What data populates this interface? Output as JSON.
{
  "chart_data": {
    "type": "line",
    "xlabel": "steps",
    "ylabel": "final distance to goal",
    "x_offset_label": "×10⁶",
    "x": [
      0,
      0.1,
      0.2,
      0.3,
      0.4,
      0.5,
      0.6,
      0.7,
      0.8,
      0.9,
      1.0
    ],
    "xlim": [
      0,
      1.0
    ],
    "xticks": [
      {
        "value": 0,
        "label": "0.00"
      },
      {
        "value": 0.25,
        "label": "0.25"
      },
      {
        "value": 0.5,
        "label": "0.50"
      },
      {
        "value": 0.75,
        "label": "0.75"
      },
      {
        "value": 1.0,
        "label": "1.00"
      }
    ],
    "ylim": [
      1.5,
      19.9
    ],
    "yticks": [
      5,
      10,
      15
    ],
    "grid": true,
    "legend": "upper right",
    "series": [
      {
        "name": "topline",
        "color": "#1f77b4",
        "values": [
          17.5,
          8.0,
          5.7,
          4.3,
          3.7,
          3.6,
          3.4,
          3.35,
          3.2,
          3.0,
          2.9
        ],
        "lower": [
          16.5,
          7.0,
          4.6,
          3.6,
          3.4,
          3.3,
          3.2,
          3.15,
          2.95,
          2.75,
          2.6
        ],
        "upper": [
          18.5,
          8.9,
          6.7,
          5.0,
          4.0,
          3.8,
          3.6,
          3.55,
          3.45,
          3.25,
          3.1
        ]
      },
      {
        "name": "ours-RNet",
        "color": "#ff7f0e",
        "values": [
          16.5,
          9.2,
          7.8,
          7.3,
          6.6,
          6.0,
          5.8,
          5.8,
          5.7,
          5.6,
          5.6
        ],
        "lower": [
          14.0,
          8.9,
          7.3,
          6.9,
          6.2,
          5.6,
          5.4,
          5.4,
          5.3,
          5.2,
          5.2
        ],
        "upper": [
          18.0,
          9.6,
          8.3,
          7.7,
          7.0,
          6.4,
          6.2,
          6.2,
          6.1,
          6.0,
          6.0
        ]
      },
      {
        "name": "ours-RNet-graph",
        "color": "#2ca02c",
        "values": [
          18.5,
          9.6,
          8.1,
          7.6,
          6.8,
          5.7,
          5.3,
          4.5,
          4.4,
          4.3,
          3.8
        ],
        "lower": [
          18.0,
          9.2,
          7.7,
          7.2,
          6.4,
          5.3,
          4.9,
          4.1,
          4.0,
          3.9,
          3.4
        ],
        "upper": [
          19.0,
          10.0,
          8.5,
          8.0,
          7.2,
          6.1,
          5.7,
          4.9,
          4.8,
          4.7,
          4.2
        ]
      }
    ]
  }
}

▬▬▬

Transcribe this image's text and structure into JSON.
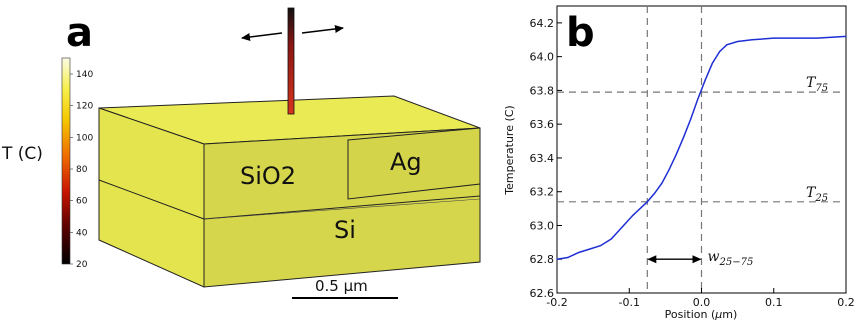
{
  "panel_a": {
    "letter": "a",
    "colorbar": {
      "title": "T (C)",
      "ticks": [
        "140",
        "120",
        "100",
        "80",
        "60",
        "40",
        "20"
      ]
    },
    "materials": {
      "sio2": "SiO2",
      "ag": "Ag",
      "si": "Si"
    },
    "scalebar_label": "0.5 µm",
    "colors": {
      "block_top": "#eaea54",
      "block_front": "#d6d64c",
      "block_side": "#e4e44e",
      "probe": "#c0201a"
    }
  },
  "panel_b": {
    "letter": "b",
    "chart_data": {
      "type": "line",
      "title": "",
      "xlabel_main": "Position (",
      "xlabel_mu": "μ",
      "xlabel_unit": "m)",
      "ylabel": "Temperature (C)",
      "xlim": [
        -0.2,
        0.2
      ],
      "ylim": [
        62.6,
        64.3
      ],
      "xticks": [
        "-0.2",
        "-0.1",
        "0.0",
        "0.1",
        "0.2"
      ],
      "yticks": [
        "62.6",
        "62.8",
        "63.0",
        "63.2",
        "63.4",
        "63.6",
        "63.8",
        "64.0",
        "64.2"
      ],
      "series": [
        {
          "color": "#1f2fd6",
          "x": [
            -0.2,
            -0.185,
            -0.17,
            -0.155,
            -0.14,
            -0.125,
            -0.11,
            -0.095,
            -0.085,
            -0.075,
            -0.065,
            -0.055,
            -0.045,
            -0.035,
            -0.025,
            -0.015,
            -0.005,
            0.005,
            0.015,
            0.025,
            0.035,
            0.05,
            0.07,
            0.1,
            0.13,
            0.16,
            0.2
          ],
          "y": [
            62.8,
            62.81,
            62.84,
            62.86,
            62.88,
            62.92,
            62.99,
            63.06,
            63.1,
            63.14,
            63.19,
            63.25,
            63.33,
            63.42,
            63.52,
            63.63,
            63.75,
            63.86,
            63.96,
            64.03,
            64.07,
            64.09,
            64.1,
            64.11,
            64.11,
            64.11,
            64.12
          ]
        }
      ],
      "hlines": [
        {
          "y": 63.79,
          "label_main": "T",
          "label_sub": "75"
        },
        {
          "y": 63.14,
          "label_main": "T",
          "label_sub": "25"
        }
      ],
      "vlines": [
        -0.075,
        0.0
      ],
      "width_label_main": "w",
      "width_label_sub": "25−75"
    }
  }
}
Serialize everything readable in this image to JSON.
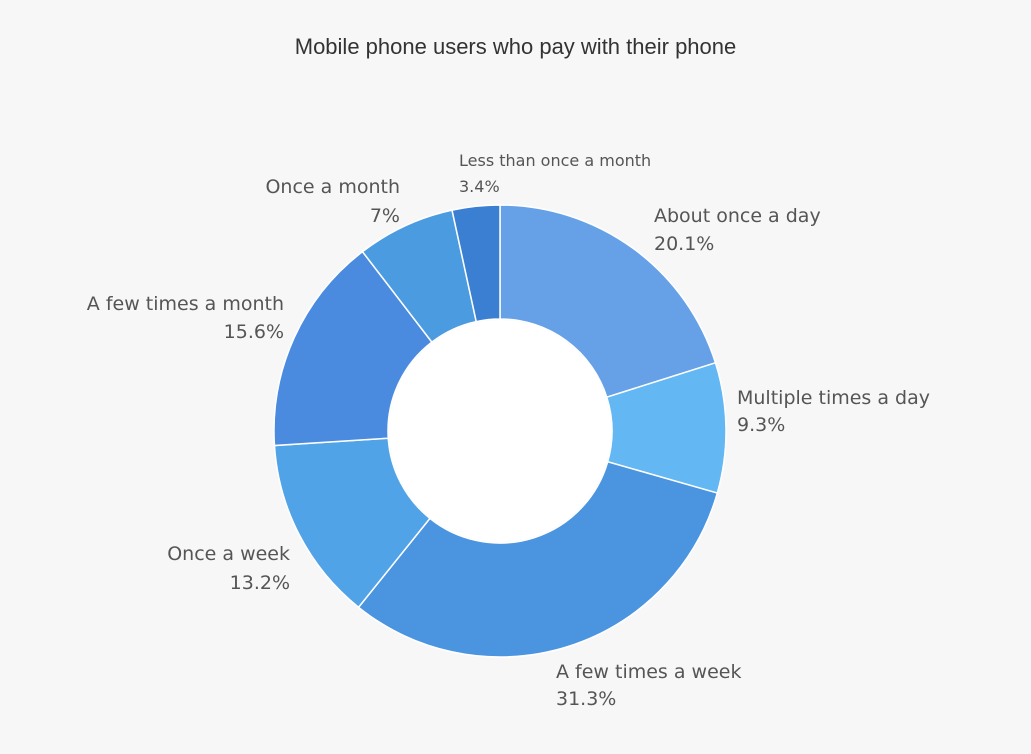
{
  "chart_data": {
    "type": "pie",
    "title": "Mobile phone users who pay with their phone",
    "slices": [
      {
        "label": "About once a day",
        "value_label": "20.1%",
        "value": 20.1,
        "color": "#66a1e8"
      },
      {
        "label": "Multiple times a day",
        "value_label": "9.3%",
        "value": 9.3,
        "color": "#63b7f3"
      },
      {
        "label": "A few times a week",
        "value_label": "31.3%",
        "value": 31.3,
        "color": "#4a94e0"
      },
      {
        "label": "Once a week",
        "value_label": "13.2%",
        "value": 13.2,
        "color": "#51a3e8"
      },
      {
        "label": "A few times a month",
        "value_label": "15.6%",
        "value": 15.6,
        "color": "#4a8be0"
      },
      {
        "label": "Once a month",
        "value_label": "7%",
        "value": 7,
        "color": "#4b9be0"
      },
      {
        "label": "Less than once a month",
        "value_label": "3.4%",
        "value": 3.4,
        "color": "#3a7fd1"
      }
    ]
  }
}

▬▬▬

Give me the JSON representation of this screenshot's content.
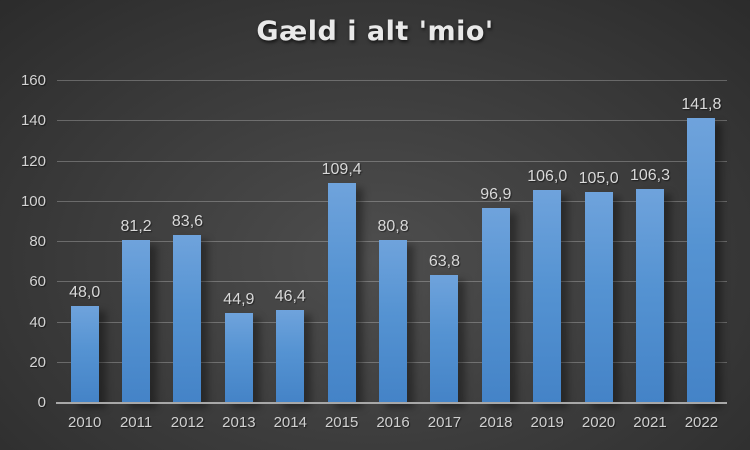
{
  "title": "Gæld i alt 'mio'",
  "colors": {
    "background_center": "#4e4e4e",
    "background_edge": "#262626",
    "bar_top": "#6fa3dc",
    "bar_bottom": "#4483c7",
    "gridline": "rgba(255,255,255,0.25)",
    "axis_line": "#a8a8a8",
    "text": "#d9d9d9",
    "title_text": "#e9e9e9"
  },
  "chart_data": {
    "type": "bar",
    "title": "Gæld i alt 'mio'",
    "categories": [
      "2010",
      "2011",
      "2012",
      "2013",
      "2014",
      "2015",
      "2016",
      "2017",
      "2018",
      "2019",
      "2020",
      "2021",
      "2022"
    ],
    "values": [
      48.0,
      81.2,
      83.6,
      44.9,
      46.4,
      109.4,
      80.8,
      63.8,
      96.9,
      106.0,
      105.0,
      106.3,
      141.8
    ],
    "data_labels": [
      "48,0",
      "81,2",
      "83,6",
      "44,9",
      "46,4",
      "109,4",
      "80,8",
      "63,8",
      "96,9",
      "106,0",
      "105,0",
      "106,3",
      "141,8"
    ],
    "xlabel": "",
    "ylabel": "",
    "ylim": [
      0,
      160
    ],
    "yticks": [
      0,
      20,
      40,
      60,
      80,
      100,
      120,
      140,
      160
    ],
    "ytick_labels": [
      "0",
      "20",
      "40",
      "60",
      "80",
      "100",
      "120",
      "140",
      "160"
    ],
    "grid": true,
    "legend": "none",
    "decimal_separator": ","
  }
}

▬▬▬

Pick out and copy every line that contains the word "name".

        "name": "topline",
        "name": "ours-RNet",
        "name": "ours-RNet-graph",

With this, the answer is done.